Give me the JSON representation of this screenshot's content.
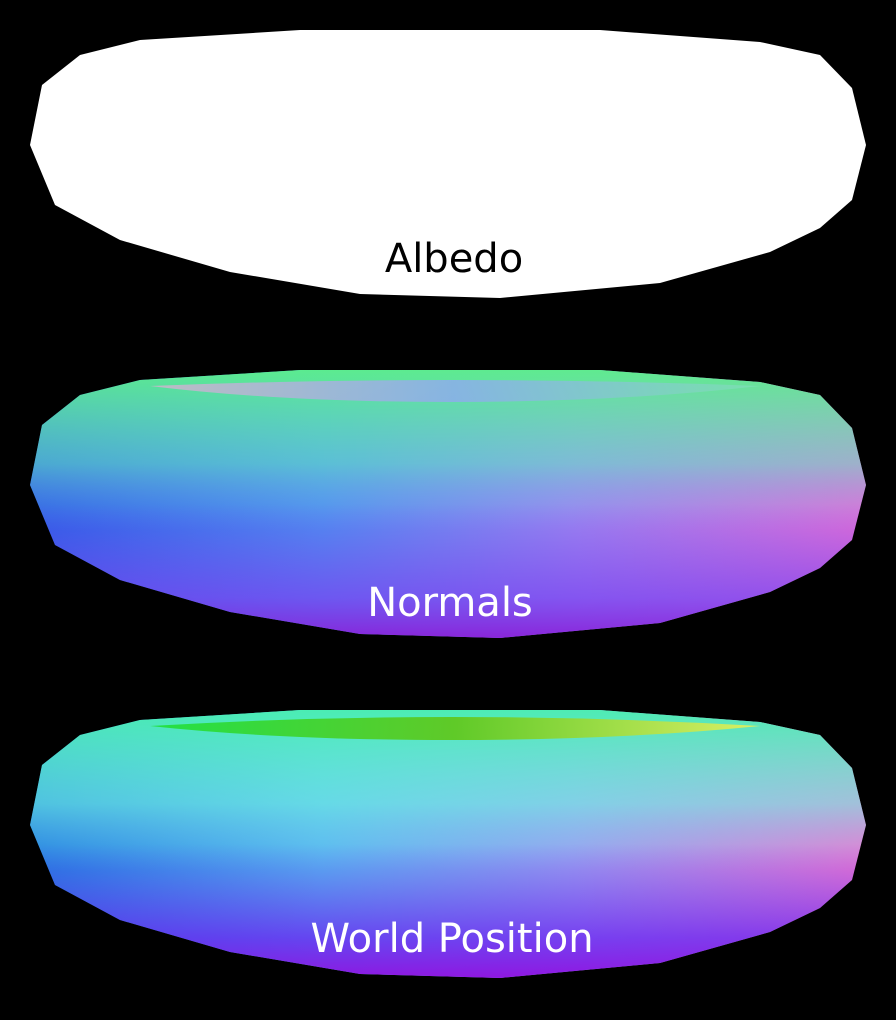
{
  "panels": [
    {
      "label": "Albedo",
      "label_color": "#000000"
    },
    {
      "label": "Normals",
      "label_color": "#ffffff"
    },
    {
      "label": "World Position",
      "label_color": "#ffffff"
    }
  ],
  "colors": {
    "background": "#000000",
    "albedo_fill": "#ffffff"
  }
}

....

**PROBLEM TO SOLVE**
Transcribe the listing above verbatim. Omit the pictures.

**THE ANSWER**
Give me the JSON representation of this screenshot's content.
{
  "panels": [
    {
      "label": "Albedo",
      "label_color": "#000000"
    },
    {
      "label": "Normals",
      "label_color": "#ffffff"
    },
    {
      "label": "World Position",
      "label_color": "#ffffff"
    }
  ],
  "colors": {
    "background": "#000000",
    "albedo_fill": "#ffffff"
  }
}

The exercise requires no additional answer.